CHALLENGE: Quote verbatim the lines below, from the line with "bar-chart-icon: 📊 bbox=[26, 431, 43, 448]" to the line with "filter-help-icon: ? bbox=[717, 486, 731, 500]", including both of those lines.

[Rows from a dataset]
▼▼▼

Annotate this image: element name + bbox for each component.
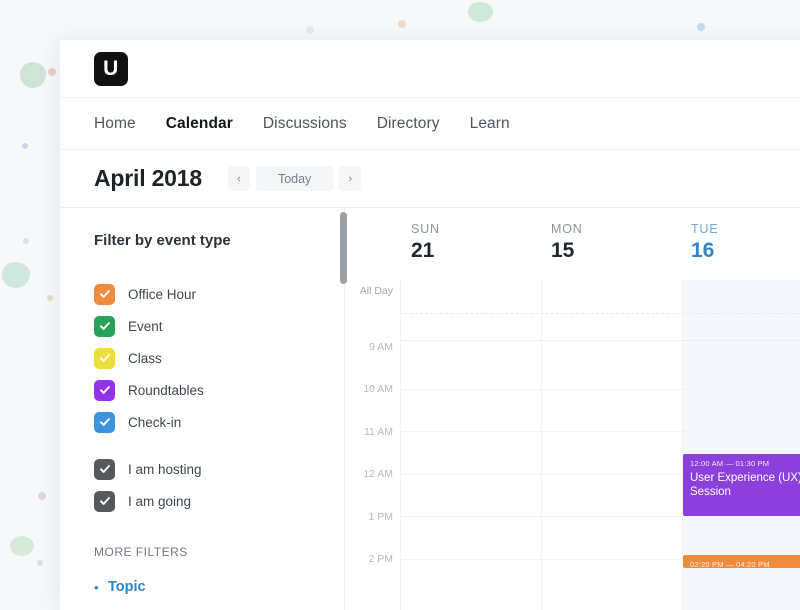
decorative-dot [23,238,29,244]
filter-label: I am going [128,494,191,509]
more-filters-list: •Topic [94,579,345,595]
decorative-blob [10,536,34,556]
decorative-dot [37,560,43,566]
decorative-dot [306,26,314,34]
checkbox-checked-icon[interactable] [94,316,115,337]
today-button[interactable]: Today [256,166,333,191]
hour-gridline [400,516,800,517]
filter-label: Office Hour [128,287,196,302]
checkbox-checked-icon[interactable] [94,380,115,401]
filter-roundtables[interactable]: Roundtables [94,374,345,406]
prev-period-button[interactable]: ‹ [228,166,250,191]
day-column-header-mon[interactable]: MON 15 [540,208,680,280]
column-divider [541,280,542,610]
day-number-label: 15 [551,239,680,263]
filter-class[interactable]: Class [94,342,345,374]
time-label: 9 AM [345,341,393,353]
decorative-dot [47,295,53,301]
day-number-label: 16 [691,239,800,263]
filter-i-am-going[interactable]: I am going [94,485,345,517]
day-number-label: 21 [411,239,540,263]
hour-gridline [400,431,800,432]
event-type-filter-list: Office Hour Event Class Roundtables Check-in [94,278,345,438]
all-day-bottom-divider [400,340,800,341]
time-label: 11 AM [345,426,393,438]
decorative-dot [22,143,28,149]
app-window: U HomeCalendarDiscussionsDirectoryLearn … [60,40,800,610]
more-filters-heading: MORE FILTERS [94,545,345,559]
hour-gridline [400,389,800,390]
date-toolbar: April 2018 ‹ Today › [60,150,800,208]
day-of-week-label: MON [551,222,680,236]
page-title: April 2018 [94,165,202,192]
calendar-event[interactable]: 12:00 AM — 01:30 PM User Experience (UX) … [683,454,800,516]
participation-filter-list: I am hosting I am going [94,453,345,517]
decorative-blob [20,62,46,88]
checkbox-checked-icon[interactable] [94,459,115,480]
filter-label: Check-in [128,415,181,430]
time-label: 2 PM [345,553,393,565]
day-column-header-sun[interactable]: SUN 21 [400,208,540,280]
logo-letter: U [103,57,119,81]
checkbox-checked-icon[interactable] [94,412,115,433]
filter-label: Roundtables [128,383,204,398]
nav-item-calendar[interactable]: Calendar [166,115,233,133]
filter-event[interactable]: Event [94,310,345,342]
filter-group-gap [94,438,345,453]
filter-office-hour[interactable]: Office Hour [94,278,345,310]
nav-item-directory[interactable]: Directory [377,115,440,133]
filter-label: Class [128,351,162,366]
event-time: 12:00 AM — 01:30 PM [690,459,800,468]
next-period-button[interactable]: › [339,166,361,191]
calendar-day-header: SUN 21 MON 15 TUE 16 [345,208,800,280]
calendar-grid: SUN 21 MON 15 TUE 16 All Day 9 AM 10 AM 11 AM 12… [345,208,800,610]
more-filter-topic[interactable]: •Topic [94,579,345,595]
filter-sidebar: Filter by event type Office Hour Event Cla… [60,208,345,610]
decorative-dot [697,23,705,31]
logo-bar: U [60,40,800,98]
app-logo[interactable]: U [94,52,128,86]
filter-heading: Filter by event type [94,232,345,249]
time-label: 10 AM [345,383,393,395]
more-filter-label: Topic [108,579,146,595]
checkbox-checked-icon[interactable] [94,284,115,305]
decorative-dot [38,492,46,500]
filter-label: Event [128,319,163,334]
all-day-dashed-divider [400,313,800,314]
calendar-time-grid[interactable]: All Day 9 AM 10 AM 11 AM 12 AM 1 PM 2 PM 12:00… [345,280,800,610]
all-day-label: All Day [345,285,393,297]
day-of-week-label: TUE [691,222,800,236]
day-of-week-label: SUN [411,222,540,236]
filter-i-am-hosting[interactable]: I am hosting [94,453,345,485]
checkbox-checked-icon[interactable] [94,348,115,369]
nav-item-learn[interactable]: Learn [470,115,510,133]
column-divider [400,280,401,610]
time-label: 1 PM [345,511,393,523]
event-time: 02:20 PM — 04:20 PM [690,560,800,568]
bullet-icon: • [94,580,108,595]
decorative-dot [398,20,406,28]
time-label: 12 AM [345,468,393,480]
decorative-dot [48,68,56,76]
decorative-blob [2,262,30,288]
event-title: User Experience (UX) Session [690,471,800,499]
decorative-blob [468,2,493,22]
main-navigation: Home Calendar Discussions Directory Learn [60,98,800,150]
content-row: Filter by event type Office Hour Event Cla… [60,208,800,610]
filter-label: I am hosting [128,462,202,477]
nav-item-discussions[interactable]: Discussions [263,115,347,133]
checkbox-checked-icon[interactable] [94,491,115,512]
calendar-nav-buttons: ‹ Today › [228,166,361,191]
day-column-header-tue[interactable]: TUE 16 [680,208,800,280]
calendar-event[interactable]: 02:20 PM — 04:20 PM [683,555,800,568]
nav-item-home[interactable]: Home [94,115,136,133]
filter-check-in[interactable]: Check-in [94,406,345,438]
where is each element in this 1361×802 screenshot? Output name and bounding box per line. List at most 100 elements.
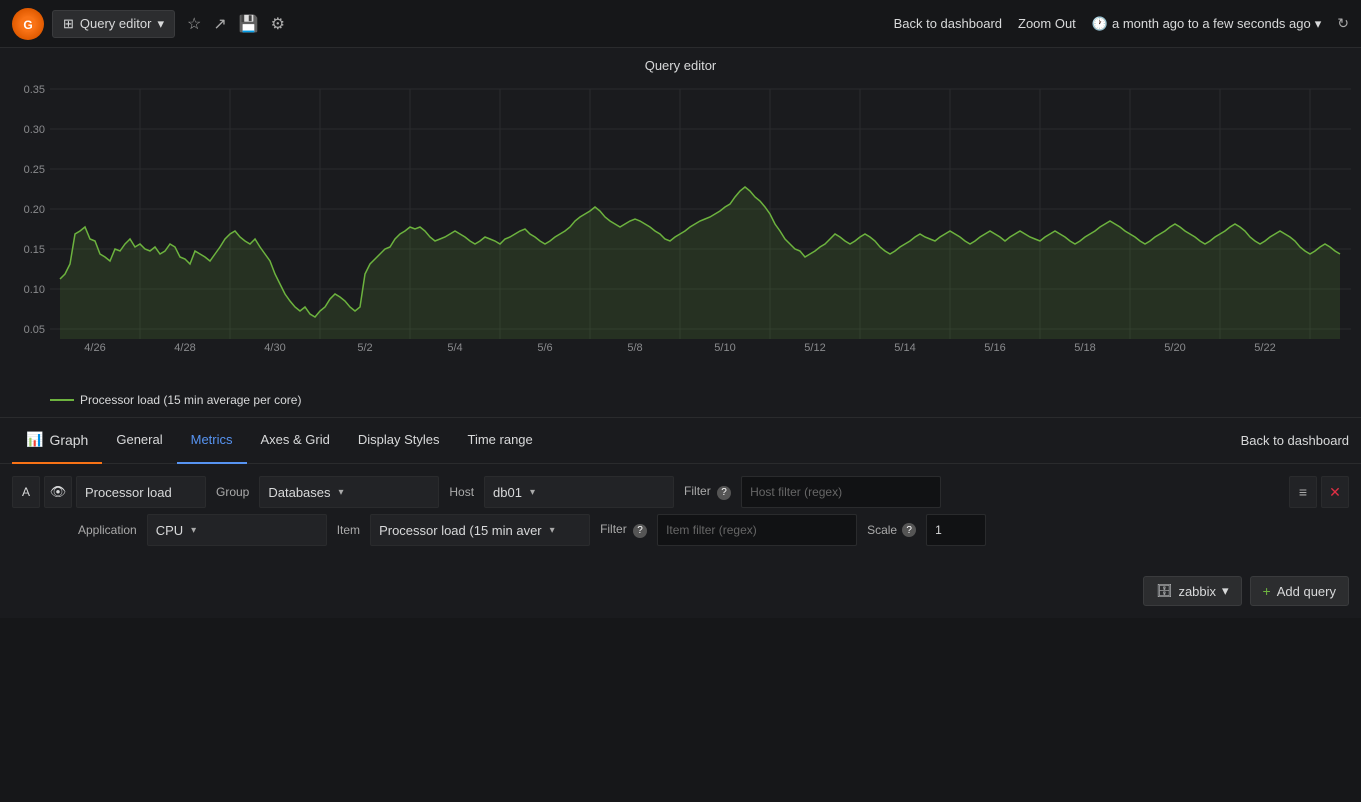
bar-chart-icon: 📊 bbox=[26, 431, 43, 448]
tab-display-styles-label: Display Styles bbox=[358, 432, 440, 447]
metrics-row-1: A 👁 Processor load Group Databases ▾ Hos… bbox=[12, 476, 1349, 508]
add-query-label: Add query bbox=[1277, 584, 1336, 599]
chevron-down-icon: ▾ bbox=[1222, 583, 1229, 599]
svg-text:5/16: 5/16 bbox=[984, 342, 1005, 354]
application-select[interactable]: CPU ▾ bbox=[147, 514, 327, 546]
time-range-label: a month ago to a few seconds ago bbox=[1112, 16, 1311, 31]
svg-text:5/20: 5/20 bbox=[1164, 342, 1185, 354]
plus-icon: + bbox=[1263, 583, 1271, 599]
filter-help-icon: ? bbox=[717, 486, 731, 500]
tab-metrics-label: Metrics bbox=[191, 432, 233, 447]
back-to-dashboard-button[interactable]: Back to dashboard bbox=[894, 16, 1002, 31]
zabbix-label: zabbix bbox=[1178, 584, 1216, 599]
tab-axes-grid-label: Axes & Grid bbox=[261, 432, 330, 447]
add-query-button[interactable]: + Add query bbox=[1250, 576, 1349, 606]
svg-text:5/6: 5/6 bbox=[537, 342, 552, 354]
svg-text:0.15: 0.15 bbox=[24, 244, 45, 256]
legend-line bbox=[50, 399, 74, 401]
filter-label: Filter ? bbox=[678, 484, 737, 500]
svg-text:5/14: 5/14 bbox=[894, 342, 915, 354]
alias-cell: A bbox=[12, 476, 40, 508]
host-select[interactable]: db01 ▾ bbox=[484, 476, 674, 508]
topbar: G ⊞ Query editor ▾ ☆ ↗ 💾 ⚙ Back to dashb… bbox=[0, 0, 1361, 48]
chart-title: Query editor bbox=[0, 58, 1361, 73]
item-filter-input[interactable]: Item filter (regex) bbox=[657, 514, 857, 546]
item-filter-placeholder: Item filter (regex) bbox=[666, 523, 757, 537]
svg-text:5/10: 5/10 bbox=[714, 342, 735, 354]
item-select[interactable]: Processor load (15 min aver ▾ bbox=[370, 514, 590, 546]
svg-text:5/4: 5/4 bbox=[447, 342, 462, 354]
svg-text:5/8: 5/8 bbox=[627, 342, 642, 354]
svg-text:4/28: 4/28 bbox=[174, 342, 195, 354]
share-icon[interactable]: ↗ bbox=[213, 14, 226, 34]
tab-graph-label: Graph bbox=[49, 432, 88, 448]
database-icon: 🗄 bbox=[1156, 583, 1173, 599]
tab-display-styles[interactable]: Display Styles bbox=[344, 418, 454, 464]
host-value: db01 bbox=[493, 485, 522, 500]
chart-svg: 0.35 0.30 0.25 0.20 0.15 0.10 0.05 4/26 bbox=[10, 79, 1351, 359]
item-filter-label: Filter ? bbox=[594, 522, 653, 538]
tab-axes-grid[interactable]: Axes & Grid bbox=[247, 418, 344, 464]
tab-graph[interactable]: 📊 Graph bbox=[12, 418, 102, 464]
query-editor-label: Query editor bbox=[80, 16, 152, 31]
clock-icon: 🕐 bbox=[1092, 16, 1108, 32]
svg-text:0.30: 0.30 bbox=[24, 124, 45, 136]
row-delete-button[interactable]: ✕ bbox=[1321, 476, 1349, 508]
group-label: Group bbox=[210, 485, 255, 499]
grafana-logo: G bbox=[12, 8, 44, 40]
chevron-down-icon: ▾ bbox=[550, 525, 555, 536]
item-value: Processor load (15 min aver bbox=[379, 523, 542, 538]
scale-label: Scale ? bbox=[861, 523, 922, 537]
host-filter-input[interactable]: Host filter (regex) bbox=[741, 476, 941, 508]
zoom-out-button[interactable]: Zoom Out bbox=[1018, 16, 1076, 31]
row-menu-button[interactable]: ≡ bbox=[1289, 476, 1317, 508]
scale-input[interactable]: 1 bbox=[926, 514, 986, 546]
svg-text:0.25: 0.25 bbox=[24, 164, 45, 176]
tab-general[interactable]: General bbox=[102, 418, 176, 464]
tab-time-range-label: Time range bbox=[468, 432, 533, 447]
metrics-content: A 👁 Processor load Group Databases ▾ Hos… bbox=[0, 464, 1361, 564]
query-editor-button[interactable]: ⊞ Query editor ▾ bbox=[52, 10, 175, 38]
grid-icon: ⊞ bbox=[63, 16, 74, 32]
svg-text:4/30: 4/30 bbox=[264, 342, 285, 354]
chevron-down-icon: ▾ bbox=[191, 525, 196, 536]
svg-text:5/2: 5/2 bbox=[357, 342, 372, 354]
editor-back-to-dashboard-button[interactable]: Back to dashboard bbox=[1241, 433, 1349, 448]
svg-text:0.35: 0.35 bbox=[24, 84, 45, 96]
tab-time-range[interactable]: Time range bbox=[454, 418, 547, 464]
tab-metrics[interactable]: Metrics bbox=[177, 418, 247, 464]
scale-value: 1 bbox=[935, 523, 942, 537]
zabbix-datasource-button[interactable]: 🗄 zabbix ▾ bbox=[1143, 576, 1242, 606]
group-select[interactable]: Databases ▾ bbox=[259, 476, 439, 508]
svg-text:5/18: 5/18 bbox=[1074, 342, 1095, 354]
chevron-down-icon: ▾ bbox=[157, 16, 164, 32]
topbar-icons: ☆ ↗ 💾 ⚙ bbox=[187, 14, 285, 34]
time-range-button[interactable]: 🕐 a month ago to a few seconds ago ▾ bbox=[1092, 16, 1321, 32]
scale-help-icon: ? bbox=[902, 523, 916, 537]
svg-text:G: G bbox=[23, 18, 32, 32]
star-icon[interactable]: ☆ bbox=[187, 14, 201, 34]
chevron-down-icon: ▾ bbox=[339, 487, 344, 498]
chevron-down-icon: ▾ bbox=[1315, 16, 1322, 32]
save-icon[interactable]: 💾 bbox=[239, 14, 259, 34]
tab-general-label: General bbox=[116, 432, 162, 447]
legend-label: Processor load (15 min average per core) bbox=[80, 393, 301, 407]
svg-text:0.10: 0.10 bbox=[24, 284, 45, 296]
host-label: Host bbox=[443, 485, 480, 499]
item-filter-help-icon: ? bbox=[633, 524, 647, 538]
svg-text:0.05: 0.05 bbox=[24, 324, 45, 336]
topbar-right: Back to dashboard Zoom Out 🕐 a month ago… bbox=[894, 15, 1349, 32]
settings-icon[interactable]: ⚙ bbox=[271, 14, 285, 34]
group-value: Databases bbox=[268, 485, 330, 500]
metric-name-cell: Processor load bbox=[76, 476, 206, 508]
application-label: Application bbox=[72, 523, 143, 537]
refresh-icon[interactable]: ↻ bbox=[1337, 15, 1349, 32]
svg-text:4/26: 4/26 bbox=[84, 342, 105, 354]
chart-container: Query editor 0.35 0.30 0.25 0.20 0.15 0.… bbox=[0, 48, 1361, 418]
editor-tabs: 📊 Graph General Metrics Axes & Grid Disp… bbox=[0, 418, 1361, 464]
panel-editor: 📊 Graph General Metrics Axes & Grid Disp… bbox=[0, 418, 1361, 618]
visibility-toggle[interactable]: 👁 bbox=[44, 476, 72, 508]
chart-legend: Processor load (15 min average per core) bbox=[0, 389, 1361, 407]
chevron-down-icon: ▾ bbox=[530, 487, 535, 498]
svg-text:5/22: 5/22 bbox=[1254, 342, 1275, 354]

▲▲▲

COMPLETE ANSWER:
bar-chart-icon: 📊 bbox=[26, 431, 43, 448]
tab-display-styles-label: Display Styles bbox=[358, 432, 440, 447]
metrics-row-1: A 👁 Processor load Group Databases ▾ Hos… bbox=[12, 476, 1349, 508]
add-query-label: Add query bbox=[1277, 584, 1336, 599]
chevron-down-icon: ▾ bbox=[1222, 583, 1229, 599]
svg-text:5/16: 5/16 bbox=[984, 342, 1005, 354]
application-select[interactable]: CPU ▾ bbox=[147, 514, 327, 546]
time-range-label: a month ago to a few seconds ago bbox=[1112, 16, 1311, 31]
svg-text:5/20: 5/20 bbox=[1164, 342, 1185, 354]
plus-icon: + bbox=[1263, 583, 1271, 599]
filter-help-icon: ? bbox=[717, 486, 731, 500]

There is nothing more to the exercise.